GIVEN TASK => Check each line of the entries below for the string "mšice"; copy every line where it appears.

EXTRACTED MATERIAL =>
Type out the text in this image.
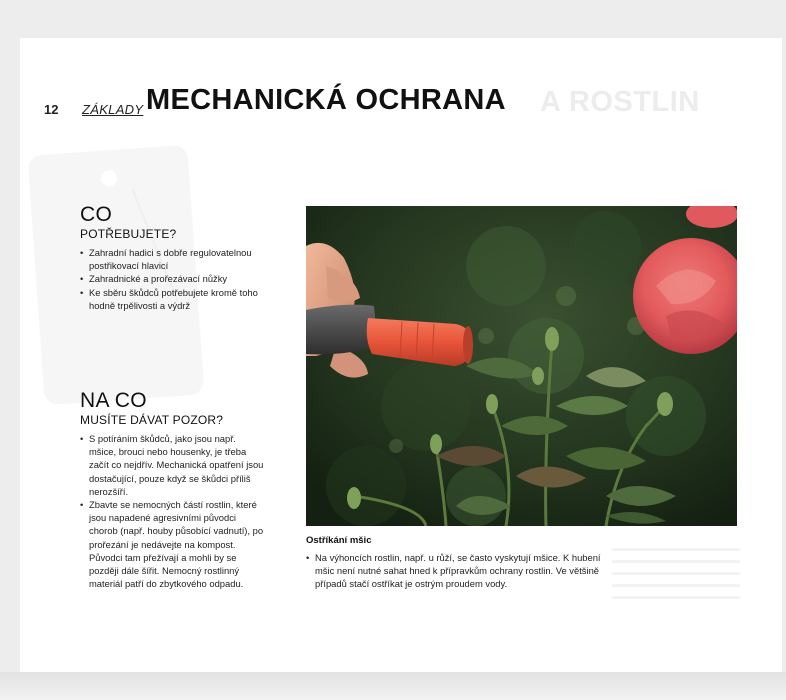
A ROSTLIN
12 ZÁKLADY MECHANICKÁ OCHRANA
CO
POTŘEBUJETE?
• Zahradní hadici s dobře regulovatelnou postřikovací hlavicí
• Zahradnické a prořezávací nůžky
• Ke sběru škůdců potřebujete kromě toho hodně trpělivosti a výdrž
NA CO
MUSÍTE DÁVAT POZOR?
• S potíráním škůdců, jako jsou např. mšice, brouci nebo housenky, je třeba začít co nejdřív. Mechanická opatření jsou dostačující, pouze když se škůdci příliš nerozšíří.
• Zbavte se nemocných částí rostlin, které jsou napadené agresivními původci chorob (např. houby působící vadnutí), po prořezání je nedávejte na kompost. Původci tam přežívají a mohli by se později dále šířit. Nemocný rostlinný materiál patří do zbytkového odpadu.
Ostříkání mšic
• Na výhoncích rostlin, např. u růží, se často vyskytují mšice. K hubení mšic není nutné sahat hned k přípravkům ochrany rostlin. Ve většině případů stačí ostříkat je ostrým proudem vody.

EXERCISE RESPONSE =>
• S potíráním škůdců, jako jsou např. mšice, brouci nebo housenky, je třeba začít co nejdřív. Mechanická opatření jsou dostačující, pouze když se škůdci příliš nerozšíří.
• Na výhoncích rostlin, např. u růží, se často vyskytují mšice. K hubení mšic není nutné sahat hned k přípravkům ochrany rostlin. Ve většině případů stačí ostříkat je ostrým proudem vody.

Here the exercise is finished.